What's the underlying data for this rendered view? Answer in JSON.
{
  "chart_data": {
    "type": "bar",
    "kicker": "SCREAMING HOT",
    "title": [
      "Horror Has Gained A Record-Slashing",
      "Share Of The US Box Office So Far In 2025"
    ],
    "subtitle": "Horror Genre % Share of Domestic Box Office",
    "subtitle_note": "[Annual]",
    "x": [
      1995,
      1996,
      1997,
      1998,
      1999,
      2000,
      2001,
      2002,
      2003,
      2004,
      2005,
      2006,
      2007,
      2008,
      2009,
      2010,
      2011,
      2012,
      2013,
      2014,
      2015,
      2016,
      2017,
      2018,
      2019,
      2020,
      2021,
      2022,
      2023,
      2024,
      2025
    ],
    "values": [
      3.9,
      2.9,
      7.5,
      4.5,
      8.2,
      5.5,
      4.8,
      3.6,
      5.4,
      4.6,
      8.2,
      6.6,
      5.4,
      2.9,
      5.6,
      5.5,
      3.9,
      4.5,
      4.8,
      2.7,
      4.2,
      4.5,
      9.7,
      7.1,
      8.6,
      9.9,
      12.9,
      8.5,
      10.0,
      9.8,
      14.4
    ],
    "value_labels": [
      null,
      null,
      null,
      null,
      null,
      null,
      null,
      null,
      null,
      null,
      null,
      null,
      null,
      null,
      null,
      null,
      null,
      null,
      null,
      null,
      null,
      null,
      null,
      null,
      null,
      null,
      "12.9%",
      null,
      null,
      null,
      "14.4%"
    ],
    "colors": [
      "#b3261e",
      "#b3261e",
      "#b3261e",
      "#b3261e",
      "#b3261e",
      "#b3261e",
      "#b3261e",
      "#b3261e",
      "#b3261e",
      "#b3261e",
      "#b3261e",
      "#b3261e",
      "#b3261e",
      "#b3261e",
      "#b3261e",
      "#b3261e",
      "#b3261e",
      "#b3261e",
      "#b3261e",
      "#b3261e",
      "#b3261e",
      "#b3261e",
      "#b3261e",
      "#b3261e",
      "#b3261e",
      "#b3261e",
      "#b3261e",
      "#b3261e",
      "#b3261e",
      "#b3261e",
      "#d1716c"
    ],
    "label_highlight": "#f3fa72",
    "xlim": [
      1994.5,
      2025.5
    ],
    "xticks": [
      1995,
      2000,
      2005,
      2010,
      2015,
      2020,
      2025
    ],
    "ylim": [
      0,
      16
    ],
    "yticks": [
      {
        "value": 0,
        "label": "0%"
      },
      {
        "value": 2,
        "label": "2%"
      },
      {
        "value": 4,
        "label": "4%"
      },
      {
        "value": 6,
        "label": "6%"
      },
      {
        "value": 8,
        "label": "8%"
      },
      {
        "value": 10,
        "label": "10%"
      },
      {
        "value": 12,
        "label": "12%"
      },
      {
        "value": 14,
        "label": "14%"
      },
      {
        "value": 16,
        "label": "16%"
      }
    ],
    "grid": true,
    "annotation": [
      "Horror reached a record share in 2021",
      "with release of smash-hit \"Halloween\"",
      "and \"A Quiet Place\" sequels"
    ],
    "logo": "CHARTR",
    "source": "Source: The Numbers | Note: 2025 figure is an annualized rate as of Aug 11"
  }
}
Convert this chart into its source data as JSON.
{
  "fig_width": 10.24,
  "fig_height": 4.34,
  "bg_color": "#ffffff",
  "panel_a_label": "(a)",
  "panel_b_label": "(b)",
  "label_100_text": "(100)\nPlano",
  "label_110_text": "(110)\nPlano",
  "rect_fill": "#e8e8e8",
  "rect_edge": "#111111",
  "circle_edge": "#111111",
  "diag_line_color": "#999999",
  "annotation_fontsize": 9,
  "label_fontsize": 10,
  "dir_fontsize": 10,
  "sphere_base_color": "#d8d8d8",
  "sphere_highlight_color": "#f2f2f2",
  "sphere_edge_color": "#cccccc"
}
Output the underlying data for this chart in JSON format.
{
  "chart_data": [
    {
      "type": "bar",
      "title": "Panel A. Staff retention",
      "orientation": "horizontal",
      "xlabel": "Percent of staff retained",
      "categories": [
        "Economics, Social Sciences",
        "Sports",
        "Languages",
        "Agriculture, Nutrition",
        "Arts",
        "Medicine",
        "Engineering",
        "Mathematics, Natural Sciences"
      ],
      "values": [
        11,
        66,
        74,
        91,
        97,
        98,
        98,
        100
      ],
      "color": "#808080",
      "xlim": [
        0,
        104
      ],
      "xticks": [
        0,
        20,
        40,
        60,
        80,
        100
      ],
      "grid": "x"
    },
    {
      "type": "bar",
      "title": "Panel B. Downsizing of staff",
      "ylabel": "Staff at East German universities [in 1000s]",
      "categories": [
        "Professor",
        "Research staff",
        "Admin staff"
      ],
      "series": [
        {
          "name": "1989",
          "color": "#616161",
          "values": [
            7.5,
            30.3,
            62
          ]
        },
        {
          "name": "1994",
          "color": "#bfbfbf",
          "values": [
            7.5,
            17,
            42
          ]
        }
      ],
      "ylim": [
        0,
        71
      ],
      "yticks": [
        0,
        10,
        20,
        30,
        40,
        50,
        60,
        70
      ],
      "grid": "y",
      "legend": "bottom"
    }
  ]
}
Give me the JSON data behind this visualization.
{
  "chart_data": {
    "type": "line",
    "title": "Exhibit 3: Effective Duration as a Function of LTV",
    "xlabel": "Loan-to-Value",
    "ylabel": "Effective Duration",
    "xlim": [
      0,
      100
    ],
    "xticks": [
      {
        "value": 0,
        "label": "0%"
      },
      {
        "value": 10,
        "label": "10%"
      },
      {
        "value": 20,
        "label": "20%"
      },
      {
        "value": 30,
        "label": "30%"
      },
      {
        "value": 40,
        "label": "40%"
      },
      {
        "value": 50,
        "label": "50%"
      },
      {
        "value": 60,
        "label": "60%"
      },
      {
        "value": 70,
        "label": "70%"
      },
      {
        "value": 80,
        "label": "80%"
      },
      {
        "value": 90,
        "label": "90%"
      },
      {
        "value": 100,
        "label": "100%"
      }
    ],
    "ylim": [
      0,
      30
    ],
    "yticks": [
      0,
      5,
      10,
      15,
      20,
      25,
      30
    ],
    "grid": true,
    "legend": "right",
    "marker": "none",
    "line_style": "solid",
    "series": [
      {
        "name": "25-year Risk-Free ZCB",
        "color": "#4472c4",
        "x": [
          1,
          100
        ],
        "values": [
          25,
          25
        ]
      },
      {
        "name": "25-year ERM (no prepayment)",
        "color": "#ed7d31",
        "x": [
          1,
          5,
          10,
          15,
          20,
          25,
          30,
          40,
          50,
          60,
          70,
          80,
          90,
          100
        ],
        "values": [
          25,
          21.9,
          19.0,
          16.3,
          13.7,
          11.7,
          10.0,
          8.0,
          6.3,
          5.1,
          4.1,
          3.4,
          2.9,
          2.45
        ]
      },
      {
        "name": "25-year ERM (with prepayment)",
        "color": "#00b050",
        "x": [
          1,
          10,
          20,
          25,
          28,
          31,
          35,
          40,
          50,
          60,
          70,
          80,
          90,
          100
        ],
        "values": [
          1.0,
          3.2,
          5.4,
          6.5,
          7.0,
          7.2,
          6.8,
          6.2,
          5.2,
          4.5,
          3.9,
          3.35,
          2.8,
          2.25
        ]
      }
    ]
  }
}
....................
**What to do**
Return every line of the material exactly.

**Exercise solution**
What's the underlying data for this rendered view? Answer in JSON.
{
  "chart_data": {
    "type": "bar",
    "kicker": "SCREAMING HOT",
    "title": [
      "Horror Has Gained A Record-Slashing",
      "Share Of The US Box Office So Far In 2025"
    ],
    "subtitle": "Horror Genre % Share of Domestic Box Office",
    "subtitle_note": "[Annual]",
    "x": [
      1995,
      1996,
      1997,
      1998,
      1999,
      2000,
      2001,
      2002,
      2003,
      2004,
      2005,
      2006,
      2007,
      2008,
      2009,
      2010,
      2011,
      2012,
      2013,
      2014,
      2015,
      2016,
      2017,
      2018,
      2019,
      2020,
      2021,
      2022,
      2023,
      2024,
      2025
    ],
    "values": [
      3.9,
      2.9,
      7.5,
      4.5,
      8.2,
      5.5,
      4.8,
      3.6,
      5.4,
      4.6,
      8.2,
      6.6,
      5.4,
      2.9,
      5.6,
      5.5,
      3.9,
      4.5,
      4.8,
      2.7,
      4.2,
      4.5,
      9.7,
      7.1,
      8.6,
      9.9,
      12.9,
      8.5,
      10.0,
      9.8,
      14.4
    ],
    "value_labels": [
      null,
      null,
      null,
      null,
      null,
      null,
      null,
      null,
      null,
      null,
      null,
      null,
      null,
      null,
      null,
      null,
      null,
      null,
      null,
      null,
      null,
      null,
      null,
      null,
      null,
      null,
      "12.9%",
      null,
      null,
      null,
      "14.4%"
    ],
    "colors": [
      "#b3261e",
      "#b3261e",
      "#b3261e",
      "#b3261e",
      "#b3261e",
      "#b3261e",
      "#b3261e",
      "#b3261e",
      "#b3261e",
      "#b3261e",
      "#b3261e",
      "#b3261e",
      "#b3261e",
      "#b3261e",
      "#b3261e",
      "#b3261e",
      "#b3261e",
      "#b3261e",
      "#b3261e",
      "#b3261e",
      "#b3261e",
      "#b3261e",
      "#b3261e",
      "#b3261e",
      "#b3261e",
      "#b3261e",
      "#b3261e",
      "#b3261e",
      "#b3261e",
      "#b3261e",
      "#d1716c"
    ],
    "label_highlight": "#f3fa72",
    "xlim": [
      1994.5,
      2025.5
    ],
    "xticks": [
      1995,
      2000,
      2005,
      2010,
      2015,
      2020,
      2025
    ],
    "ylim": [
      0,
      16
    ],
    "yticks": [
      {
        "value": 0,
        "label": "0%"
      },
      {
        "value": 2,
        "label": "2%"
      },
      {
        "value": 4,
        "label": "4%"
      },
      {
        "value": 6,
        "label": "6%"
      },
      {
        "value": 8,
        "label": "8%"
      },
      {
        "value": 10,
        "label": "10%"
      },
      {
        "value": 12,
        "label": "12%"
      },
      {
        "value": 14,
        "label": "14%"
      },
      {
        "value": 16,
        "label": "16%"
      }
    ],
    "grid": true,
    "annotation": [
      "Horror reached a record share in 2021",
      "with release of smash-hit \"Halloween\"",
      "and \"A Quiet Place\" sequels"
    ],
    "logo": "CHARTR",
    "source": "Source: The Numbers | Note: 2025 figure is an annualized rate as of Aug 11"
  }
}
Convert this chart into its source data as JSON.
{
  "fig_width": 10.24,
  "fig_height": 4.34,
  "bg_color": "#ffffff",
  "panel_a_label": "(a)",
  "panel_b_label": "(b)",
  "label_100_text": "(100)\nPlano",
  "label_110_text": "(110)\nPlano",
  "rect_fill": "#e8e8e8",
  "rect_edge": "#111111",
  "circle_edge": "#111111",
  "diag_line_color": "#999999",
  "annotation_fontsize": 9,
  "label_fontsize": 10,
  "dir_fontsize": 10,
  "sphere_base_color": "#d8d8d8",
  "sphere_highlight_color": "#f2f2f2",
  "sphere_edge_color": "#cccccc"
}
Output the underlying data for this chart in JSON format.
{
  "chart_data": [
    {
      "type": "bar",
      "title": "Panel A. Staff retention",
      "orientation": "horizontal",
      "xlabel": "Percent of staff retained",
      "categories": [
        "Economics, Social Sciences",
        "Sports",
        "Languages",
        "Agriculture, Nutrition",
        "Arts",
        "Medicine",
        "Engineering",
        "Mathematics, Natural Sciences"
      ],
      "values": [
        11,
        66,
        74,
        91,
        97,
        98,
        98,
        100
      ],
      "color": "#808080",
      "xlim": [
        0,
        104
      ],
      "xticks": [
        0,
        20,
        40,
        60,
        80,
        100
      ],
      "grid": "x"
    },
    {
      "type": "bar",
      "title": "Panel B. Downsizing of staff",
      "ylabel": "Staff at East German universities [in 1000s]",
      "categories": [
        "Professor",
        "Research staff",
        "Admin staff"
      ],
      "series": [
        {
          "name": "1989",
          "color": "#616161",
          "values": [
            7.5,
            30.3,
            62
          ]
        },
        {
          "name": "1994",
          "color": "#bfbfbf",
          "values": [
            7.5,
            17,
            42
          ]
        }
      ],
      "ylim": [
        0,
        71
      ],
      "yticks": [
        0,
        10,
        20,
        30,
        40,
        50,
        60,
        70
      ],
      "grid": "y",
      "legend": "bottom"
    }
  ]
}
Give me the JSON data behind this visualization.
{
  "chart_data": {
    "type": "line",
    "title": "Exhibit 3: Effective Duration as a Function of LTV",
    "xlabel": "Loan-to-Value",
    "ylabel": "Effective Duration",
    "xlim": [
      0,
      100
    ],
    "xticks": [
      {
        "value": 0,
        "label": "0%"
      },
      {
        "value": 10,
        "label": "10%"
      },
      {
        "value": 20,
        "label": "20%"
      },
      {
        "value": 30,
        "label": "30%"
      },
      {
        "value": 40,
        "label": "40%"
      },
      {
        "value": 50,
        "label": "50%"
      },
      {
        "value": 60,
        "label": "60%"
      },
      {
        "value": 70,
        "label": "70%"
      },
      {
        "value": 80,
        "label": "80%"
      },
      {
        "value": 90,
        "label": "90%"
      },
      {
        "value": 100,
        "label": "100%"
      }
    ],
    "ylim": [
      0,
      30
    ],
    "yticks": [
      0,
      5,
      10,
      15,
      20,
      25,
      30
    ],
    "grid": true,
    "legend": "right",
    "marker": "none",
    "line_style": "solid",
    "series": [
      {
        "name": "25-year Risk-Free ZCB",
        "color": "#4472c4",
        "x": [
          1,
          100
        ],
        "values": [
          25,
          25
        ]
      },
      {
        "name": "25-year ERM (no prepayment)",
        "color": "#ed7d31",
        "x": [
          1,
          5,
          10,
          15,
          20,
          25,
          30,
          40,
          50,
          60,
          70,
          80,
          90,
          100
        ],
        "values": [
          25,
          21.9,
          19.0,
          16.3,
          13.7,
          11.7,
          10.0,
          8.0,
          6.3,
          5.1,
          4.1,
          3.4,
          2.9,
          2.45
        ]
      },
      {
        "name": "25-year ERM (with prepayment)",
        "color": "#00b050",
        "x": [
          1,
          10,
          20,
          25,
          28,
          31,
          35,
          40,
          50,
          60,
          70,
          80,
          90,
          100
        ],
        "values": [
          1.0,
          3.2,
          5.4,
          6.5,
          7.0,
          7.2,
          6.8,
          6.2,
          5.2,
          4.5,
          3.9,
          3.35,
          2.8,
          2.25
        ]
      }
    ]
  }
}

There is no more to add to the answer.